## Exercise instructions
Gather the lines that hold the string "datetime".

━━ Provided information

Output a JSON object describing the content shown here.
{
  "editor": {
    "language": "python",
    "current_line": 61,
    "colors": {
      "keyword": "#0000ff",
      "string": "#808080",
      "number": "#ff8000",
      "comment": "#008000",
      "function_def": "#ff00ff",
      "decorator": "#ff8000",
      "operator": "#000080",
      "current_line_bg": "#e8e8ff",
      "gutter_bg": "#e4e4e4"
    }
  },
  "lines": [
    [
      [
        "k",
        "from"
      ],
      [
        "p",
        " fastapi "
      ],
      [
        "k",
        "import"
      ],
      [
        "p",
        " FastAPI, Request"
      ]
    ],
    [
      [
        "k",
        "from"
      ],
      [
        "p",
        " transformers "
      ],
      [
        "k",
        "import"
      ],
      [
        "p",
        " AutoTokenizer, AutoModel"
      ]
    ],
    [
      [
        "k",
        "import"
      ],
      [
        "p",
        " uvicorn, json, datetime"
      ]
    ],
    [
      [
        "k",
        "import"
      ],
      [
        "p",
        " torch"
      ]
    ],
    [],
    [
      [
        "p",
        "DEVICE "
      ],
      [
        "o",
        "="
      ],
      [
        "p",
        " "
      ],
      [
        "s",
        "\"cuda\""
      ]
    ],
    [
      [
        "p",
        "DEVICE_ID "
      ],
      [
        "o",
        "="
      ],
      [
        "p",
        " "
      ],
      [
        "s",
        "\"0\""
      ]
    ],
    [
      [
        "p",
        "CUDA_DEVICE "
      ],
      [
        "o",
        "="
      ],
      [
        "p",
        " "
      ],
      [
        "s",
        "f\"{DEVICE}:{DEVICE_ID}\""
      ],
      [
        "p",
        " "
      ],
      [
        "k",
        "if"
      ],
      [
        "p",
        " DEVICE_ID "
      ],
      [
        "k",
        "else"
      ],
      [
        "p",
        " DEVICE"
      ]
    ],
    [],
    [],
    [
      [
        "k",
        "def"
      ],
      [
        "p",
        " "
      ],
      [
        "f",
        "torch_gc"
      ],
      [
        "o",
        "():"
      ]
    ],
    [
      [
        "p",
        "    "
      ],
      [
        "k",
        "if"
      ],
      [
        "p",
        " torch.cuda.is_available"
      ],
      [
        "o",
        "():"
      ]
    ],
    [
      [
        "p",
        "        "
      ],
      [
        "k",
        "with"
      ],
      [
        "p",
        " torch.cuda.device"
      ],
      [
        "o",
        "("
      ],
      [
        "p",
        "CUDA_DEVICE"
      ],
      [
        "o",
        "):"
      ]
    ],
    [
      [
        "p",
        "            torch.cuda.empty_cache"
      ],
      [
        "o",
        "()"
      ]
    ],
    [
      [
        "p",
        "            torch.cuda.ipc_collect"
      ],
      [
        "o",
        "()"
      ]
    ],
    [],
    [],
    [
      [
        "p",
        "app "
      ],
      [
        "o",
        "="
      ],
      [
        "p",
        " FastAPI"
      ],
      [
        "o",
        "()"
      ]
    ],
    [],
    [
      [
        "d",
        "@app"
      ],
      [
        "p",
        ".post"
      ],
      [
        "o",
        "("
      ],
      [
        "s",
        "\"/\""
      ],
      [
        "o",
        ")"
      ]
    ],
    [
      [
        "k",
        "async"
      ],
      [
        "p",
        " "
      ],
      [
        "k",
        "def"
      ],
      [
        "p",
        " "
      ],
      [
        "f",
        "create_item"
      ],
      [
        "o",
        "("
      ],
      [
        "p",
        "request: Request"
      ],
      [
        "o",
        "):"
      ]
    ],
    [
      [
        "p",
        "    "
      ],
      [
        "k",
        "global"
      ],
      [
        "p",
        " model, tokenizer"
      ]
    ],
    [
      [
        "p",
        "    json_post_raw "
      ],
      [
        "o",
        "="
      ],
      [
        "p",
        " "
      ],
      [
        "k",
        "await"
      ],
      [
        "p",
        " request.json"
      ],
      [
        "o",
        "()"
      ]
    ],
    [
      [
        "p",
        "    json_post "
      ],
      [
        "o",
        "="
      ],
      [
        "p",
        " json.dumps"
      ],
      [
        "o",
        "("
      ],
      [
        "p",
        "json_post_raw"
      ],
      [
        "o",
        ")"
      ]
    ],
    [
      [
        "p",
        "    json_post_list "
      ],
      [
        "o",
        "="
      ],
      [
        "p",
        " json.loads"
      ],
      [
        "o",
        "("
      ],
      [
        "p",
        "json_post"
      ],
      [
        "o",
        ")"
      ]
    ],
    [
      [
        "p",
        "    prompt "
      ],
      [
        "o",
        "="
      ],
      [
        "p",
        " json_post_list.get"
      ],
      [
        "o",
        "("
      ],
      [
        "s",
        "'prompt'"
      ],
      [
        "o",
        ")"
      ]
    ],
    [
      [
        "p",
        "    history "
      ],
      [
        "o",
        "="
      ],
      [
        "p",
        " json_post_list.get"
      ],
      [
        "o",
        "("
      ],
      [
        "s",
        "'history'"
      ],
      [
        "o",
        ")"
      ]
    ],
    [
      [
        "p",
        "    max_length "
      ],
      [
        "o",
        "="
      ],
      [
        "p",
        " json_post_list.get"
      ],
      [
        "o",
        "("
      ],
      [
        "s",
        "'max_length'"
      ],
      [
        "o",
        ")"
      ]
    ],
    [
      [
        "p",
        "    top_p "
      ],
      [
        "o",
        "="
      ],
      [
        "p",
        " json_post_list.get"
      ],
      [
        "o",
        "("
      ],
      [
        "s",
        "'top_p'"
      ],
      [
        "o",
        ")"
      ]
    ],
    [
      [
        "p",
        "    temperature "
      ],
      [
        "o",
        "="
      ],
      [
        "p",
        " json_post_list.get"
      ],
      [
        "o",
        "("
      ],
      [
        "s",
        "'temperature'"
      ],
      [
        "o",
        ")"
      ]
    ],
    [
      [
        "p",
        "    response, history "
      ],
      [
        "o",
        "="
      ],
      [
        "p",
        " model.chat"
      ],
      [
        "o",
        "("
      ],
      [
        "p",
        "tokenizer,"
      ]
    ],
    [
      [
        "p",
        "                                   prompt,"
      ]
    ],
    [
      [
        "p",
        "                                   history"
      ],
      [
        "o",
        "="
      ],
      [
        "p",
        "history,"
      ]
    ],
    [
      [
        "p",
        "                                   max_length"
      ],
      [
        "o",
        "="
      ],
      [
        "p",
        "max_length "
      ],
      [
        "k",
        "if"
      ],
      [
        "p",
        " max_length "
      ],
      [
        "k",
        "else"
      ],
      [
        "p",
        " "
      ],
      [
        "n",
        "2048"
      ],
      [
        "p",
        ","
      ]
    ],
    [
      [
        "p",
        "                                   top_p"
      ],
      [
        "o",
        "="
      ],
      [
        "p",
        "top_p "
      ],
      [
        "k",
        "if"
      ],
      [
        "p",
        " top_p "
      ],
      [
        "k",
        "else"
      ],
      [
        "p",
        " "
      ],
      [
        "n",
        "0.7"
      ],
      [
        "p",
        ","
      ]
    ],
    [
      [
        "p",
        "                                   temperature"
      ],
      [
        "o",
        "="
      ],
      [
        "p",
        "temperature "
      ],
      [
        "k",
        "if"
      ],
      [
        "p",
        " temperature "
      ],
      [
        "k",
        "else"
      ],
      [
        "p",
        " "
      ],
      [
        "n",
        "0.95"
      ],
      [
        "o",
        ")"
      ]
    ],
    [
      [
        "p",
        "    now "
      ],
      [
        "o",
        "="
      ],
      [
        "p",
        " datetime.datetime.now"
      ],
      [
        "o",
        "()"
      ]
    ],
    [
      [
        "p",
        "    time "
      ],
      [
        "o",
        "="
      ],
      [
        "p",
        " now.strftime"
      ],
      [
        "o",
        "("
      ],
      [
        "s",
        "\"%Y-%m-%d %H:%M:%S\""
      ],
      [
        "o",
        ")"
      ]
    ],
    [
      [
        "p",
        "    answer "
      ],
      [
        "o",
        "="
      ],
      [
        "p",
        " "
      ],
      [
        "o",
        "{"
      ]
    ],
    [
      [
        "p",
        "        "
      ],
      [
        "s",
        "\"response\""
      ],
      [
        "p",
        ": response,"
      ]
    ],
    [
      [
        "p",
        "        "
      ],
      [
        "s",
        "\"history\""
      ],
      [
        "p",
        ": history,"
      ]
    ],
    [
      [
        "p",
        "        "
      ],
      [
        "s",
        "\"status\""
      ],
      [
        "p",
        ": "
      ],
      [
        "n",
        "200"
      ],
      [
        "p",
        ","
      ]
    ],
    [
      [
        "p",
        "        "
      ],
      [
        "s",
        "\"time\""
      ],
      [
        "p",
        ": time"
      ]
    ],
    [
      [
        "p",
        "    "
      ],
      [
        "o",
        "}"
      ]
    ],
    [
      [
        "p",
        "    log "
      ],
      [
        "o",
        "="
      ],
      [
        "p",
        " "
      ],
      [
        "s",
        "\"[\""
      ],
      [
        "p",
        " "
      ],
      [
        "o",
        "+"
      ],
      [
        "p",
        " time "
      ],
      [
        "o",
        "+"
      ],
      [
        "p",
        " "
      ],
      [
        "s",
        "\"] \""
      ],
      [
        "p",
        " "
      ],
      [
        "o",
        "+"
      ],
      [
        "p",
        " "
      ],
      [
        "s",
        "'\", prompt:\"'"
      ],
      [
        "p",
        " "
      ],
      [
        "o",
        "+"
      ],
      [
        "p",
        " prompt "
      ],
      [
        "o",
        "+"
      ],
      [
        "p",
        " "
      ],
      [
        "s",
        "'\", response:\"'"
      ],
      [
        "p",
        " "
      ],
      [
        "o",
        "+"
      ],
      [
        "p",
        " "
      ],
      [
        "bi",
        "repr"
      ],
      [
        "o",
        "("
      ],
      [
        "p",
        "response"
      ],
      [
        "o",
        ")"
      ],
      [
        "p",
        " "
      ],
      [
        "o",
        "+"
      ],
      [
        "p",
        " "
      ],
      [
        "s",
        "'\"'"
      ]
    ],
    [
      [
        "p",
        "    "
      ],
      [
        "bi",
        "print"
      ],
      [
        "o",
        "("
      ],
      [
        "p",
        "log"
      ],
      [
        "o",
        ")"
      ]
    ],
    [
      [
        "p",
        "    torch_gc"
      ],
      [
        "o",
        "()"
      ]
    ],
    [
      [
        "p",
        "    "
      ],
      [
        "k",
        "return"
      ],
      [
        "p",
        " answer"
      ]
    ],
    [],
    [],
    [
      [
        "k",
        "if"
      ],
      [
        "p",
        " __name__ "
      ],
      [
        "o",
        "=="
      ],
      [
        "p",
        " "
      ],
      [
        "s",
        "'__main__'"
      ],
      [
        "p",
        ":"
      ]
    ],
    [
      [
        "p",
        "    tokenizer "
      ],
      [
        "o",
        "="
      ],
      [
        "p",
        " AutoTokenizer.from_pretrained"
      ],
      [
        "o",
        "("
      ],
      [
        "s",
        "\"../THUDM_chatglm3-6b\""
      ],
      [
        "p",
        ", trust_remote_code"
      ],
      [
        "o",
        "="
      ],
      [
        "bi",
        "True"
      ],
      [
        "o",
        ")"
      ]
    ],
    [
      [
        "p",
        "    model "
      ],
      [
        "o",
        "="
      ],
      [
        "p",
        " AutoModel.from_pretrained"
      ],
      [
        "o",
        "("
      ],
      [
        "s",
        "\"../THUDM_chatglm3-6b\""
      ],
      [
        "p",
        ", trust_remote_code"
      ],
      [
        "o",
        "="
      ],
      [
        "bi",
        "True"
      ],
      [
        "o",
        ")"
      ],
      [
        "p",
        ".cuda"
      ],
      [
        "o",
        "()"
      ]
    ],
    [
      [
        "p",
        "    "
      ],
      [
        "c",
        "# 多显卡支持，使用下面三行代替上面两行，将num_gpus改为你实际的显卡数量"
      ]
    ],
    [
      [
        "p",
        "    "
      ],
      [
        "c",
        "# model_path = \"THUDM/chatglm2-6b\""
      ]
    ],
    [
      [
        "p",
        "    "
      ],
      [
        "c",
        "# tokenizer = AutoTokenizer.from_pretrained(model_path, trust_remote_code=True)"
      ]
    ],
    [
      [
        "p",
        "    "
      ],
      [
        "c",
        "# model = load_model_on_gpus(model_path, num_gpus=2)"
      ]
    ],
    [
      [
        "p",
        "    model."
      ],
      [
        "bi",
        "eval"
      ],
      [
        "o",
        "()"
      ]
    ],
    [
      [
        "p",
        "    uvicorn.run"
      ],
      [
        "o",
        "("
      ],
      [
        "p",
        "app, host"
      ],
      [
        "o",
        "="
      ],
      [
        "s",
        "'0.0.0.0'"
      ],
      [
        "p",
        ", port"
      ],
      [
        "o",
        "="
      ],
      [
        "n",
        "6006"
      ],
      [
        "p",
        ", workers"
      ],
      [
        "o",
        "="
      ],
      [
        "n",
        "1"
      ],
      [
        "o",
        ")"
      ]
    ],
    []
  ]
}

━━━━

## Answer in full
        " uvicorn, json, datetime"
        " datetime.datetime.now"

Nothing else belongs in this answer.